## [Aim]
Give every entry again, word for word and in full.

--- Begin Given data ---

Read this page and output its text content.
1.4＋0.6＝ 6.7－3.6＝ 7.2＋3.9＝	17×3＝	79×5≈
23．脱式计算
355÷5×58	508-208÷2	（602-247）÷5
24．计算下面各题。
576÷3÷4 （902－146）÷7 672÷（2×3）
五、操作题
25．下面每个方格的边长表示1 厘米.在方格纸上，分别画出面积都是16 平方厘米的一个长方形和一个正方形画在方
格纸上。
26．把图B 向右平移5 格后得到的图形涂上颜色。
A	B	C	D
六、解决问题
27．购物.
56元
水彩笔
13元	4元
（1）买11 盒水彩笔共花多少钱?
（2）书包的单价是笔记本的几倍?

--- End Given data ---

## [Expected answer]
Read this page and output its text content.
1.4＋0.6＝ 6.7－3.6＝ 7.2＋3.9＝	17×3＝	79×5≈
23．脱式计算
355÷5×58	508-208÷2	（602-247）÷5
24．计算下面各题。
576÷3÷4 （902－146）÷7 672÷（2×3）
五、操作题
25．下面每个方格的边长表示1 厘米.在方格纸上，分别画出面积都是16 平方厘米的一个长方形和一个正方形画在方
格纸上。
26．把图B 向右平移5 格后得到的图形涂上颜色。
A	B	C	D
六、解决问题
27．购物.
56元
水彩笔
13元	4元
（1）买11 盒水彩笔共花多少钱?
（2）书包的单价是笔记本的几倍?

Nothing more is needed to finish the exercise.